TO DO> Where a line in the listing below contains the word "concentration", copy that line.
** BEGIN DATA LINES **
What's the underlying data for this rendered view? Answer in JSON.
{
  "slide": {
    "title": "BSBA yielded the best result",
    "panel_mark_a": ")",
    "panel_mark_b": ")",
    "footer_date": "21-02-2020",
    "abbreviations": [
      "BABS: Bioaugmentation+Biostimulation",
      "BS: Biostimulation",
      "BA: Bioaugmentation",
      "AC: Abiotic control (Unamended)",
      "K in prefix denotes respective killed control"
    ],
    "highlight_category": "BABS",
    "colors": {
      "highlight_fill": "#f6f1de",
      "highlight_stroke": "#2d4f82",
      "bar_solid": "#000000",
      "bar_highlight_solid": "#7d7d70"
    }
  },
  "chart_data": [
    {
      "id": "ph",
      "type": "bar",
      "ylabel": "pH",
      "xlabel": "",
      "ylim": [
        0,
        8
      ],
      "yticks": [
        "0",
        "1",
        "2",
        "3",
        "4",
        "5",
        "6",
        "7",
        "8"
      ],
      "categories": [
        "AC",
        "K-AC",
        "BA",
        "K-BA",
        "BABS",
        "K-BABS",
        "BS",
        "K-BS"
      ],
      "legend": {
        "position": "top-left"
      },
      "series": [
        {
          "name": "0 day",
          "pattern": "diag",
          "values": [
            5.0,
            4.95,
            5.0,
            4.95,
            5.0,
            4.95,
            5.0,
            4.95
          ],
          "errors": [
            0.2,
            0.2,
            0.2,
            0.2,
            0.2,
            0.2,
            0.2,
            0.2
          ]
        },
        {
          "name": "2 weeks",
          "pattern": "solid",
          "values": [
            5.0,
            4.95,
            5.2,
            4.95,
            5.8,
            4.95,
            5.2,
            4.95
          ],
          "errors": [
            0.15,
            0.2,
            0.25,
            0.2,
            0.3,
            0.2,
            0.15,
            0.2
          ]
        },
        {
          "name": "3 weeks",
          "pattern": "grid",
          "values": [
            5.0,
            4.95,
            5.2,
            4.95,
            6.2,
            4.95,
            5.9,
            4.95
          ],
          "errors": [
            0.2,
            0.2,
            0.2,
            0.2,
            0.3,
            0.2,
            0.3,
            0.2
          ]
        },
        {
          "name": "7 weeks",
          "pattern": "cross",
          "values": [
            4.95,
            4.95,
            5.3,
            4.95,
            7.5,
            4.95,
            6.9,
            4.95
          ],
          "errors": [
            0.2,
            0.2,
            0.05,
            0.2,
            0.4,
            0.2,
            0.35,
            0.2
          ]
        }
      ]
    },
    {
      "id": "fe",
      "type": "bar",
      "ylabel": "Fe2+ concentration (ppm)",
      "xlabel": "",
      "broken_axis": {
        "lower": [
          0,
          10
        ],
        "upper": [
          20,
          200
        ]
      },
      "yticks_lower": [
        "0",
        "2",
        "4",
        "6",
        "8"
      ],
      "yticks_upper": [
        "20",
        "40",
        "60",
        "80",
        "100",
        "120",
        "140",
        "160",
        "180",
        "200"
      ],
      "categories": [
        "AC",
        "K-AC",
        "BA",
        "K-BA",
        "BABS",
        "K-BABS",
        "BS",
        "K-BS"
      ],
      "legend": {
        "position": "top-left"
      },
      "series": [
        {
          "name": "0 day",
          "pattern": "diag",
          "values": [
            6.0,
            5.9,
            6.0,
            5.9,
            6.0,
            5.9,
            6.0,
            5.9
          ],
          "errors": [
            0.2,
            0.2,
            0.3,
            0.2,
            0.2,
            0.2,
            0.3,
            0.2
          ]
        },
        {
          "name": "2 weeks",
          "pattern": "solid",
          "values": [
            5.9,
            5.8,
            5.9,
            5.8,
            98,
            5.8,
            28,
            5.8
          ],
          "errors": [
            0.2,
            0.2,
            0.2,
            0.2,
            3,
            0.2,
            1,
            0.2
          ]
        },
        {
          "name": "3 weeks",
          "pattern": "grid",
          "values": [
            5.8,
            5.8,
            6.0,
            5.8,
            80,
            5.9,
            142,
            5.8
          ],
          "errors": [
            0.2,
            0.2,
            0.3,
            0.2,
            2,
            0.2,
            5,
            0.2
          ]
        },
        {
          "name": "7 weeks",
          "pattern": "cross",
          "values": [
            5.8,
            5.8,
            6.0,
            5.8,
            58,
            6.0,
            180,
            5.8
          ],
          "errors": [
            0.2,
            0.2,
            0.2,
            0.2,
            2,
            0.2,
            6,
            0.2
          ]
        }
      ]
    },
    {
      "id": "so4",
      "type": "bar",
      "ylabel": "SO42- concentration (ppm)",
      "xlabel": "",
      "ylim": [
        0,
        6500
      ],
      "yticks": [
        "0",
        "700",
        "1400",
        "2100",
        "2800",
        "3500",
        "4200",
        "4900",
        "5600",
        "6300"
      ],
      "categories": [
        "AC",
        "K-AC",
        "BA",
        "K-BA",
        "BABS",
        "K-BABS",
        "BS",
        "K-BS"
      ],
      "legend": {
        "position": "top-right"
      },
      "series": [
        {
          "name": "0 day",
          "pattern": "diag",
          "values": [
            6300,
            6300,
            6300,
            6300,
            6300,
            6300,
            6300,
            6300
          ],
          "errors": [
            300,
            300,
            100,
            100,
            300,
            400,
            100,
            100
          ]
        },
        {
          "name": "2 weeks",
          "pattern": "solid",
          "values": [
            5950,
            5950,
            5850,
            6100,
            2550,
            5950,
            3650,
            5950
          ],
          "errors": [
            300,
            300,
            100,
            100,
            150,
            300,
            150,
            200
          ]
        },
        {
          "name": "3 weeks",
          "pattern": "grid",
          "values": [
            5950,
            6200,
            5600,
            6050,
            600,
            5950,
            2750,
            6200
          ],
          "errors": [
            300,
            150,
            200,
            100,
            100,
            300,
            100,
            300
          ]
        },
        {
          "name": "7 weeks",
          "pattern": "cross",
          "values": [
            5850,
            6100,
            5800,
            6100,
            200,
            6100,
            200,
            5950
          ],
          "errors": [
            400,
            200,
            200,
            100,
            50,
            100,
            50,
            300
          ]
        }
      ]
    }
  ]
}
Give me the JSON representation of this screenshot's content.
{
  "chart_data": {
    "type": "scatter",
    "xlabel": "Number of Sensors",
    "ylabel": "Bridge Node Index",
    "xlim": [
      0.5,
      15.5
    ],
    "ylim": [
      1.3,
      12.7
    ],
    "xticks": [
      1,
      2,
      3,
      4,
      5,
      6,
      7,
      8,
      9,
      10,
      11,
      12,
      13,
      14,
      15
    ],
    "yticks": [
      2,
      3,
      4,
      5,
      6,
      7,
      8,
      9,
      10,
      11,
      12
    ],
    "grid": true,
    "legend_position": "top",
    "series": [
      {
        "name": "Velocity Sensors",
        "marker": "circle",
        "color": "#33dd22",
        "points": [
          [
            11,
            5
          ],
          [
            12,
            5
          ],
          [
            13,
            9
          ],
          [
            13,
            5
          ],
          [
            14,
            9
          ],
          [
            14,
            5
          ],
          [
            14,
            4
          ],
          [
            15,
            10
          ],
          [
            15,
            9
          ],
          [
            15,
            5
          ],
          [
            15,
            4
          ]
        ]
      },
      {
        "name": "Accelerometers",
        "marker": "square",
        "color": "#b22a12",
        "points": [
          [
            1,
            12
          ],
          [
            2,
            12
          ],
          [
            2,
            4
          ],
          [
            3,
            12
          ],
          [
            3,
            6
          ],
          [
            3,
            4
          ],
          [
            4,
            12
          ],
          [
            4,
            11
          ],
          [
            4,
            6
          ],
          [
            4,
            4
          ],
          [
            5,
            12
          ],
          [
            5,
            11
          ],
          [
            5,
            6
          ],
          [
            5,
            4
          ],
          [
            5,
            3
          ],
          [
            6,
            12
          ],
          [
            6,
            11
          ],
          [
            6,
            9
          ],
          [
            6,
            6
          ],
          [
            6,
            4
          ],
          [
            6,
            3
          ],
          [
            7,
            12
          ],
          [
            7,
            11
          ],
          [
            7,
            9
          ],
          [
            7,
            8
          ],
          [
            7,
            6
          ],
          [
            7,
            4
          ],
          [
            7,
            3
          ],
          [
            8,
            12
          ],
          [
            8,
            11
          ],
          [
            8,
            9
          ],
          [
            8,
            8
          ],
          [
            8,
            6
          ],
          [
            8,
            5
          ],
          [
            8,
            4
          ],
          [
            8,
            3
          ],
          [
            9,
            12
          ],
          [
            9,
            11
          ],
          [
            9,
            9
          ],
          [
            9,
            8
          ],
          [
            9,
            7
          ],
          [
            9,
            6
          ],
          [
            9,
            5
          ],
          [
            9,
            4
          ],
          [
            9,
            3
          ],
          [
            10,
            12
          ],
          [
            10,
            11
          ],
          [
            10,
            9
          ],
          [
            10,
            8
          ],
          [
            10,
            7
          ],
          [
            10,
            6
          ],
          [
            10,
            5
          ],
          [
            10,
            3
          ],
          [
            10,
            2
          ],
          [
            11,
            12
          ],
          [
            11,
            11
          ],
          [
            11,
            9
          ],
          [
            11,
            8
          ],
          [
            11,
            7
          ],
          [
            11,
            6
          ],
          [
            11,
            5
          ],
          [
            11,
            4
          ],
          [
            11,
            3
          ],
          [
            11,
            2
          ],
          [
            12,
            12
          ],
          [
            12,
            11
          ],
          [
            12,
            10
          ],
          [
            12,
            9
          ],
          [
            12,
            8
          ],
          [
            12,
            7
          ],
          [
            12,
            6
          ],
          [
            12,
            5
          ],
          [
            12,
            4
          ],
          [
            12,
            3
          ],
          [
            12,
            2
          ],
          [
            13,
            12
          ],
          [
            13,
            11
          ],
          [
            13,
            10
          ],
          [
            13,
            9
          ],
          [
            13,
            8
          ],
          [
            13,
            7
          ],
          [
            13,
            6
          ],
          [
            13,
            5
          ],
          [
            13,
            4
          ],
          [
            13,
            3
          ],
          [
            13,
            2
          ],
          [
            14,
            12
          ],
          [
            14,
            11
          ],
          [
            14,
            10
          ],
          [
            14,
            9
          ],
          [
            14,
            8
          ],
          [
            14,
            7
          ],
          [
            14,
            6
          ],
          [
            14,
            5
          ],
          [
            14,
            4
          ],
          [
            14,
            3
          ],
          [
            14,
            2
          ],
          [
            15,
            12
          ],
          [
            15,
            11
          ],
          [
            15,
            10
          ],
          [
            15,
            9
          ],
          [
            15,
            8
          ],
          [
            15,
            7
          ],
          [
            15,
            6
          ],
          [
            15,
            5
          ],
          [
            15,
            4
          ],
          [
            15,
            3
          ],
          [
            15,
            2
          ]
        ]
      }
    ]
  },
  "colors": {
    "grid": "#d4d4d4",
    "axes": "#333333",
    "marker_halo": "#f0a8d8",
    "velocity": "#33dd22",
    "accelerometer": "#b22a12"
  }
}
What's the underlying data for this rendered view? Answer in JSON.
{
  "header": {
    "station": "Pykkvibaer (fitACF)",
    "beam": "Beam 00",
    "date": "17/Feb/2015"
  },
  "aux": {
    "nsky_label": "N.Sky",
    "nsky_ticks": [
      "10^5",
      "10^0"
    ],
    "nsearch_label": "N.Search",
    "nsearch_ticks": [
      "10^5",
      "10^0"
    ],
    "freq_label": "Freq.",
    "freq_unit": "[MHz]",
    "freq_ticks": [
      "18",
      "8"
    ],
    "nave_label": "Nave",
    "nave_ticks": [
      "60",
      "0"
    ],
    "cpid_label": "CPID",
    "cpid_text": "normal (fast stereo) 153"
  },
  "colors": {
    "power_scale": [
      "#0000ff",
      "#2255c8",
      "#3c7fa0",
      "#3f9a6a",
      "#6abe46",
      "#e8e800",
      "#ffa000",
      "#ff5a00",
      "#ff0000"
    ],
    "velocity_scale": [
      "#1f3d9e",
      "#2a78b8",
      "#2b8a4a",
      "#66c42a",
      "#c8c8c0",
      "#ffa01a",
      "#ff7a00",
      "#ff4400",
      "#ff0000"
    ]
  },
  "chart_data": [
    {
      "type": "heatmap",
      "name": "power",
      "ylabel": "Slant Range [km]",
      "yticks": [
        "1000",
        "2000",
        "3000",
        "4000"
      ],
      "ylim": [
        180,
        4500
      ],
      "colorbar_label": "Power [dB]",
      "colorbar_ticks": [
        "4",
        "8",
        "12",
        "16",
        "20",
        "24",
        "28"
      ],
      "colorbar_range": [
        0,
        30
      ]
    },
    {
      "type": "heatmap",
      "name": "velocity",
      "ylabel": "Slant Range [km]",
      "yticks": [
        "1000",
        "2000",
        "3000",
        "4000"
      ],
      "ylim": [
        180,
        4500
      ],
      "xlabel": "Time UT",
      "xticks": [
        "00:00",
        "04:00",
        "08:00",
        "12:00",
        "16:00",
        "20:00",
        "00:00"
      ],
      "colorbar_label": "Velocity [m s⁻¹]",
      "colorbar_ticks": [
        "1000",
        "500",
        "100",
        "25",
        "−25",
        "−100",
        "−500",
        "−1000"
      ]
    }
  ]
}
** END DATA LINES **
ANSWER FOR THE TASK>
      "ylabel": "Fe2+ concentration (ppm)",
      "ylabel": "SO42- concentration (ppm)",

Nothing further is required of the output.